TASK DETAILS:
Scan the entries below and report only how many lines contain "Band".

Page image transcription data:
□ □ □

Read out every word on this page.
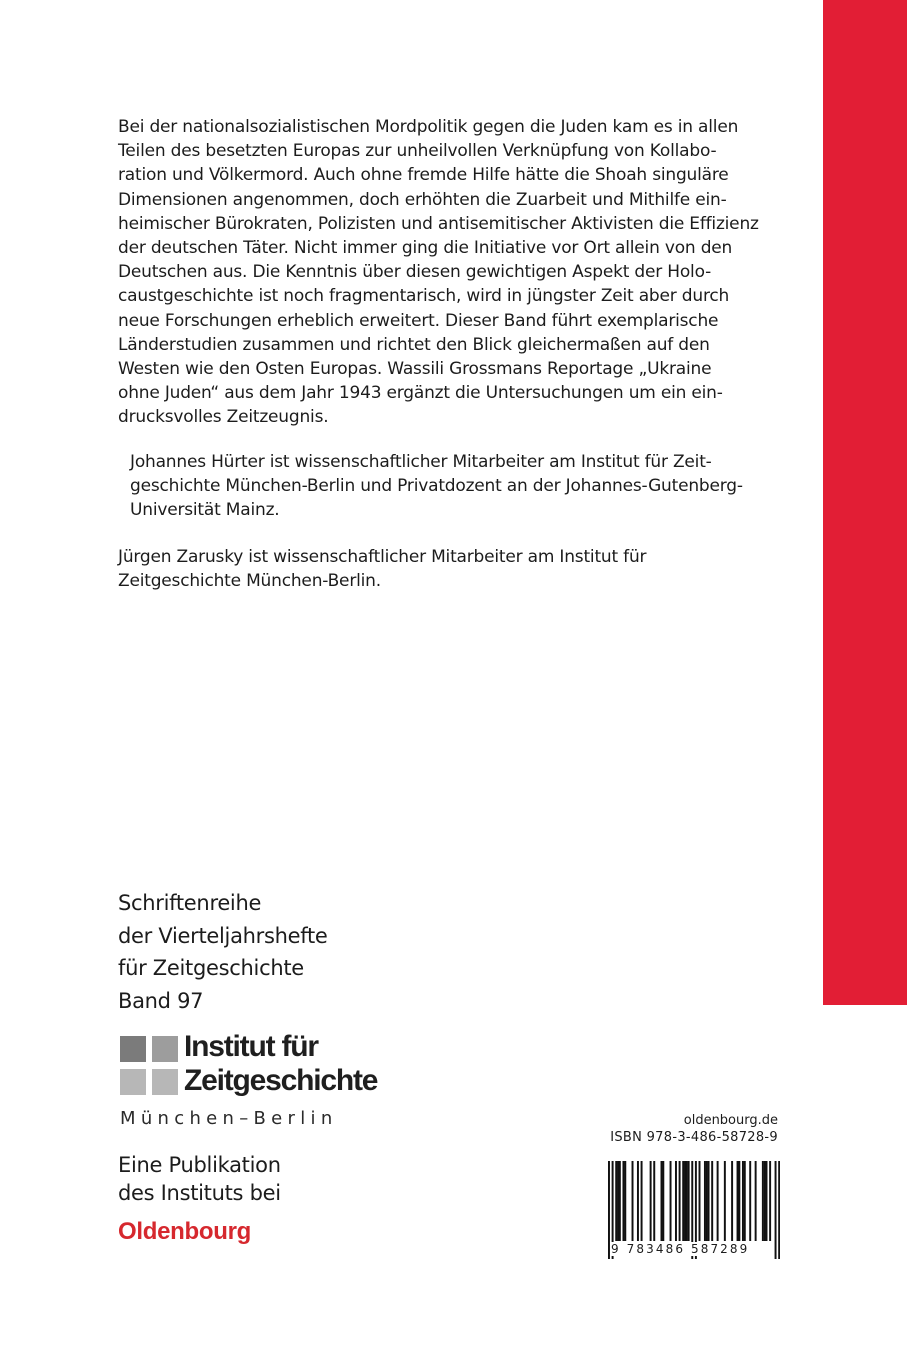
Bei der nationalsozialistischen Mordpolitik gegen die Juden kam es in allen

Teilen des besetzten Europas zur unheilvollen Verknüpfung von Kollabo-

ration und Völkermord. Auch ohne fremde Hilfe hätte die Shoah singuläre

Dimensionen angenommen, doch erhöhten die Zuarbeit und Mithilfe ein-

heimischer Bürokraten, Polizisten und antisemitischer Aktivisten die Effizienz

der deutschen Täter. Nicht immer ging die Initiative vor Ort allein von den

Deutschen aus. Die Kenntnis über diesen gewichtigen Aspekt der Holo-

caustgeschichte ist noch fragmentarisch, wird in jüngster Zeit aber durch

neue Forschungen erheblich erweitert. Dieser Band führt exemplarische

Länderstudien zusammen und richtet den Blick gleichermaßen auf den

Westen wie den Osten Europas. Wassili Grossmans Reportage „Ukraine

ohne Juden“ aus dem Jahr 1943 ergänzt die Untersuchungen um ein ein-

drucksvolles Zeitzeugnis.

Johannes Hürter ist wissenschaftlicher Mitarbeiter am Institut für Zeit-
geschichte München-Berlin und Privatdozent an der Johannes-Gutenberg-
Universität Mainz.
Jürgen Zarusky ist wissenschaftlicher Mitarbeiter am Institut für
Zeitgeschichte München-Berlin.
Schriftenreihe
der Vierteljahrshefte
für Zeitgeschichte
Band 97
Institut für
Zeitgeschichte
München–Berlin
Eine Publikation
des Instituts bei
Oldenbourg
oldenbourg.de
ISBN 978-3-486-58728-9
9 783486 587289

□ □ □

OUTPUT OF THE TASK:
2